:: DATA SECTION ::

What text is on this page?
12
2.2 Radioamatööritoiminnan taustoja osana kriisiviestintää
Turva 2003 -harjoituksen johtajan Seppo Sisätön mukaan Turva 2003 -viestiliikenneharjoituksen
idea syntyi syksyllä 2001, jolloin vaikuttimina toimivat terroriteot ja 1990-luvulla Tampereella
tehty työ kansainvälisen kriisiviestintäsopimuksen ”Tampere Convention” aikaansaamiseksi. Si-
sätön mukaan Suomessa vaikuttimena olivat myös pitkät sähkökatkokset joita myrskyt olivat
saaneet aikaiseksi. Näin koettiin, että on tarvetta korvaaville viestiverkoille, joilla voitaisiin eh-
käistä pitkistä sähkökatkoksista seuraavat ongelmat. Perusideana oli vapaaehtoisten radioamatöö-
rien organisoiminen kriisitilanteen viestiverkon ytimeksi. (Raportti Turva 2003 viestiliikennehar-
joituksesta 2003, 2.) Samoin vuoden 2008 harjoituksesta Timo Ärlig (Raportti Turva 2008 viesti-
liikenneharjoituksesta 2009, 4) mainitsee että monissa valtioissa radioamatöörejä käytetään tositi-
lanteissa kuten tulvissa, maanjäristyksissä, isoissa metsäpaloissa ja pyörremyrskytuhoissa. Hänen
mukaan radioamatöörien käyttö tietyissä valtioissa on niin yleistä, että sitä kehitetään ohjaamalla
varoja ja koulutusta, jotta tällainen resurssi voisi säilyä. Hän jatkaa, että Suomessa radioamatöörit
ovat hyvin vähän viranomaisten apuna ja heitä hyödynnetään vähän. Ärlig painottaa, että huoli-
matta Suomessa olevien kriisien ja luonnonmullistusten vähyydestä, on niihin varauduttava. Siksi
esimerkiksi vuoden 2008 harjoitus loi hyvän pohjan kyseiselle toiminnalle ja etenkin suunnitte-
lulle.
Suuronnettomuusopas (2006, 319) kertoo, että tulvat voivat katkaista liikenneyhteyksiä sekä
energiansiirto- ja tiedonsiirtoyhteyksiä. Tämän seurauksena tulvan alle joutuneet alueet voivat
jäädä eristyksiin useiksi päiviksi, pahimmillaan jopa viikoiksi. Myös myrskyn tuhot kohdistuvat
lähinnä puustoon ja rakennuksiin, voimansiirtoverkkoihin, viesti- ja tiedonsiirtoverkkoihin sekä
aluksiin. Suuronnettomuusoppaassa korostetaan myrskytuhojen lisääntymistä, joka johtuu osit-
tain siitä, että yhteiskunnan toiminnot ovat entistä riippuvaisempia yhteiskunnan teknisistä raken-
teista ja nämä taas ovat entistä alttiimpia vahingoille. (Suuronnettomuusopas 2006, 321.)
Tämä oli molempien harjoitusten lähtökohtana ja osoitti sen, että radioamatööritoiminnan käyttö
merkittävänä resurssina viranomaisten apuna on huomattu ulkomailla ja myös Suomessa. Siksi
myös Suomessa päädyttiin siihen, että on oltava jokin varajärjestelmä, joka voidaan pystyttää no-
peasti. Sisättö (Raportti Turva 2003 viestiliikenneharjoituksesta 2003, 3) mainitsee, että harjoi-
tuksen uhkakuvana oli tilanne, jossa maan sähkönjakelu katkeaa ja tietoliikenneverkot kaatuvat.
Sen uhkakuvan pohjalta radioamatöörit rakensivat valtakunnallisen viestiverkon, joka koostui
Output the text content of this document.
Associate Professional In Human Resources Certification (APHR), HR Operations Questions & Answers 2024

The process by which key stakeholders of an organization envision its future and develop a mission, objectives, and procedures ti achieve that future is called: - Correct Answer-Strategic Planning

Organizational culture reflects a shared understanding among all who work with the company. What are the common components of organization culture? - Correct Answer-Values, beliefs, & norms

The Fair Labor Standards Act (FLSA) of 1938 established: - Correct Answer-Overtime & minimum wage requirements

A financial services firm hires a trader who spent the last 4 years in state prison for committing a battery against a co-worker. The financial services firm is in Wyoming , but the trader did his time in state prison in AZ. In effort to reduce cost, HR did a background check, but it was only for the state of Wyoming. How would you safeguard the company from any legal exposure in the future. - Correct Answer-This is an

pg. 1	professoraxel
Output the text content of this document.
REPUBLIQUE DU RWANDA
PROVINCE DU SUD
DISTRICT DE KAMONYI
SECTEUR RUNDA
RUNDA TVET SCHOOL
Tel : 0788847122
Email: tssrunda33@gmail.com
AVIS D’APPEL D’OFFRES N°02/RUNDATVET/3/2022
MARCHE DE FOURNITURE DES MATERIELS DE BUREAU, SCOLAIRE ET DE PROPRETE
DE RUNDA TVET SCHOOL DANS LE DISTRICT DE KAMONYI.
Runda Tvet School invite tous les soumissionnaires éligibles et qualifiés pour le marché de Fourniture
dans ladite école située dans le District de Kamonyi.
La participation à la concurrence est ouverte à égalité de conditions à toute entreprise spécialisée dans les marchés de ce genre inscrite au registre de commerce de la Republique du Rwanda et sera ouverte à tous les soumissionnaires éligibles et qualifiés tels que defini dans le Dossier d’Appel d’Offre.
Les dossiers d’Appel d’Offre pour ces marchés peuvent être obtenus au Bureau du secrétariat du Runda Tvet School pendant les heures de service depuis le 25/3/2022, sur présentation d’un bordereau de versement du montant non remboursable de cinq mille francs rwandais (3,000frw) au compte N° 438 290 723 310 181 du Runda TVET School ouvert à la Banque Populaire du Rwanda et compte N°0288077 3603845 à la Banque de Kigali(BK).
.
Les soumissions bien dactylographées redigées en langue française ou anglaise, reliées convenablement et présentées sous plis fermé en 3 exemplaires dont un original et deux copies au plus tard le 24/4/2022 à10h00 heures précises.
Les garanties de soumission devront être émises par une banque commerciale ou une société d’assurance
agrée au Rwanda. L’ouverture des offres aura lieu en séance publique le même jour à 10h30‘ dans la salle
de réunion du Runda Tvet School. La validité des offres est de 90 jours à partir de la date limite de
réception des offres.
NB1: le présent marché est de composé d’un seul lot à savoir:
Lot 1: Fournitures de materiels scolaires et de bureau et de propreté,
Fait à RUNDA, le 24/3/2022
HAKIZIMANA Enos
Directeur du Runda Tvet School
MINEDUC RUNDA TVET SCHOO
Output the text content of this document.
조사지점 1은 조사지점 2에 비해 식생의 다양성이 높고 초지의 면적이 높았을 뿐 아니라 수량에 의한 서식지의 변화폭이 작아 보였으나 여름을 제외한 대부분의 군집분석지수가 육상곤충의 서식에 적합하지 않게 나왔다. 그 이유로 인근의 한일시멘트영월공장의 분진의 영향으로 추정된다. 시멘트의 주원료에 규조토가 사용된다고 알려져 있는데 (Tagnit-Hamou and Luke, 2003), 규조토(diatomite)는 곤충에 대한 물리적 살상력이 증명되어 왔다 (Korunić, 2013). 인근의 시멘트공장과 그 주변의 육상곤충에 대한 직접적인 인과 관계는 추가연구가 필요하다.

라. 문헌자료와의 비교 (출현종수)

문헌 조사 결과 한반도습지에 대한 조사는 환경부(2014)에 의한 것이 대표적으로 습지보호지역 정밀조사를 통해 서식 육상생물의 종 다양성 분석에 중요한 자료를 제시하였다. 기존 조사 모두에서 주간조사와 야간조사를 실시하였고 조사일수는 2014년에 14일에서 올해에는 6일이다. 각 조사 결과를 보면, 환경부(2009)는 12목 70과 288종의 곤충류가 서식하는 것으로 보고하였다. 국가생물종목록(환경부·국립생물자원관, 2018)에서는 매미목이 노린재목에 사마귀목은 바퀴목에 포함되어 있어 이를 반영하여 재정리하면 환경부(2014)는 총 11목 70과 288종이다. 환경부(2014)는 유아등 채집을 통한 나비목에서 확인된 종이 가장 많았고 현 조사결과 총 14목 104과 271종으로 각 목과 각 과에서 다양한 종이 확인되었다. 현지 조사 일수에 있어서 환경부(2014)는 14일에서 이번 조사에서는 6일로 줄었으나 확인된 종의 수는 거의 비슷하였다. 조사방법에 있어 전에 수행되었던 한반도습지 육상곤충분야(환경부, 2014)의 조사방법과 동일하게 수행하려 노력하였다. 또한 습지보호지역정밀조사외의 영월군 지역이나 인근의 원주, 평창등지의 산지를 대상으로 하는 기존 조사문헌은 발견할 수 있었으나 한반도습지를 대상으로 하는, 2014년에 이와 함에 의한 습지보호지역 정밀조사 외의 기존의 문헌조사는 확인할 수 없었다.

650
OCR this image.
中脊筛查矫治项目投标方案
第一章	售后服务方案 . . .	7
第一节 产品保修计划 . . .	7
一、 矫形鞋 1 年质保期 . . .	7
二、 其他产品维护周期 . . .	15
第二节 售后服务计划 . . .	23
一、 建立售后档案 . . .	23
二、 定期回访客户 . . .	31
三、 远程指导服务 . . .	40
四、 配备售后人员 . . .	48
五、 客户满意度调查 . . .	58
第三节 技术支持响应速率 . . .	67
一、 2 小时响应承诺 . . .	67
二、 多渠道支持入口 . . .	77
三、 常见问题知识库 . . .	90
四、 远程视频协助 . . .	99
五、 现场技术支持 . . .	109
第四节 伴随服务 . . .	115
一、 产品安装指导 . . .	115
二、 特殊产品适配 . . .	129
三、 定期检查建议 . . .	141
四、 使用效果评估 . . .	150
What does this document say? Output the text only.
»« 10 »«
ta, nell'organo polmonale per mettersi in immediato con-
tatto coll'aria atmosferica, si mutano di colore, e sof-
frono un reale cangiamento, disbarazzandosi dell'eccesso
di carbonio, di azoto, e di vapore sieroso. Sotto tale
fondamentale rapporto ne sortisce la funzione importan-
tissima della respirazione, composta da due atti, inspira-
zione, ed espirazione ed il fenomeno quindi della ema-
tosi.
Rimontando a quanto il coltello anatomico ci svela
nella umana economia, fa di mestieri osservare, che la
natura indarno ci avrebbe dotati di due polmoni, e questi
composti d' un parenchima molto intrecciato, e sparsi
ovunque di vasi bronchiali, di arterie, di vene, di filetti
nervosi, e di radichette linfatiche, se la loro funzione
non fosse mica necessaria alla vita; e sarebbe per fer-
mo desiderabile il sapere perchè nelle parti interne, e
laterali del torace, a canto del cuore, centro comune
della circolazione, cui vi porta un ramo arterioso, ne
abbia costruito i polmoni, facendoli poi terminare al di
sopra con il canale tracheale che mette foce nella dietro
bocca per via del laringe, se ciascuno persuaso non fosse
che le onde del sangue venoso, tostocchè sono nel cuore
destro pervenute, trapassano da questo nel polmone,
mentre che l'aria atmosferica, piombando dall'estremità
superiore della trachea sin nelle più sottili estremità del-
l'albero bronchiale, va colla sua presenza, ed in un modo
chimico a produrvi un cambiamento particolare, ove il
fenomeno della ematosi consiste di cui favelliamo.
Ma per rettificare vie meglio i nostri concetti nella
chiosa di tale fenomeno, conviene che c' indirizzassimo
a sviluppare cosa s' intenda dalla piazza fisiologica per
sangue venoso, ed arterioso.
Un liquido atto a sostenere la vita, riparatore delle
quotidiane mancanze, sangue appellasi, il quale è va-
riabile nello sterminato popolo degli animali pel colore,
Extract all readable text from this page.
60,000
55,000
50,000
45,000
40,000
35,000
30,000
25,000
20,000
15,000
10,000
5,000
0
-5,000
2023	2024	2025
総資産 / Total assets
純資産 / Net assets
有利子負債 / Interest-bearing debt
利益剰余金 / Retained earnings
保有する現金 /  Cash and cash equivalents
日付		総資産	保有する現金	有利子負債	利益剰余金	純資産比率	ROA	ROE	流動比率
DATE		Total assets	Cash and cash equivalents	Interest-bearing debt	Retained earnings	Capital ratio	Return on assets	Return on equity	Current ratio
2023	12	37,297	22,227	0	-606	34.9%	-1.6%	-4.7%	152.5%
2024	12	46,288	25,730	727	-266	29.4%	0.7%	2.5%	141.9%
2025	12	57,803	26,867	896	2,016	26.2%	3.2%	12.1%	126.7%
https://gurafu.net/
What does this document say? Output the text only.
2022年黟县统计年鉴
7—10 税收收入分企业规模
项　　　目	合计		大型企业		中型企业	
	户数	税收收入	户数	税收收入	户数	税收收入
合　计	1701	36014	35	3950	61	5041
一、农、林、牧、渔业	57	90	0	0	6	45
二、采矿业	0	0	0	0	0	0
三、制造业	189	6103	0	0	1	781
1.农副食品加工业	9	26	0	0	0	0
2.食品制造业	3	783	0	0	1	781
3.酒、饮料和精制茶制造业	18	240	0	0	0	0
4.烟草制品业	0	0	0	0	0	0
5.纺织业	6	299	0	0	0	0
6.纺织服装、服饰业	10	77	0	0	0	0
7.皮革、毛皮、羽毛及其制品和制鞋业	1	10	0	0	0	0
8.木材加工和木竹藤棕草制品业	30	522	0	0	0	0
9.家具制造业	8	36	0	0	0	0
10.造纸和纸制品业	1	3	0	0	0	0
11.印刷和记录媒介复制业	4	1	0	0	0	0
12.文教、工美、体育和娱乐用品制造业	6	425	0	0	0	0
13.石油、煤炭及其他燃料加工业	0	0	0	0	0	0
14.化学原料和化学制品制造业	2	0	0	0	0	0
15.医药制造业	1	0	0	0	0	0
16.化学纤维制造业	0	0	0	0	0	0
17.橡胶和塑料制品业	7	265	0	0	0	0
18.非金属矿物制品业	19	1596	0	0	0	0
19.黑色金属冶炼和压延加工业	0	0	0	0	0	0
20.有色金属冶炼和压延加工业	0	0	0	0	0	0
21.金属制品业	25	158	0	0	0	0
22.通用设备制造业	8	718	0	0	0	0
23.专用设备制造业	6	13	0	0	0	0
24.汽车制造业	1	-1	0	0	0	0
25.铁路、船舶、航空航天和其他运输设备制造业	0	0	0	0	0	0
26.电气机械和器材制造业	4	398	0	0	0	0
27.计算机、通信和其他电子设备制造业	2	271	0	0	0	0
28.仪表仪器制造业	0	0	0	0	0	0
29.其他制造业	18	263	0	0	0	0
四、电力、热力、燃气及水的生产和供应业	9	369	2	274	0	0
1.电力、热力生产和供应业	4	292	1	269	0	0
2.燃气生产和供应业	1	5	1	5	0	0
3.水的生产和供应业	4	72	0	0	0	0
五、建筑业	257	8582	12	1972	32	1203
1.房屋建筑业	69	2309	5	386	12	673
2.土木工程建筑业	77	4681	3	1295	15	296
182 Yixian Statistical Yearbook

:::

Extract every line above that contains the word "page".

▶ [ANSWER TO THE TASK]
What text is on this page?
Extract all readable text from this page.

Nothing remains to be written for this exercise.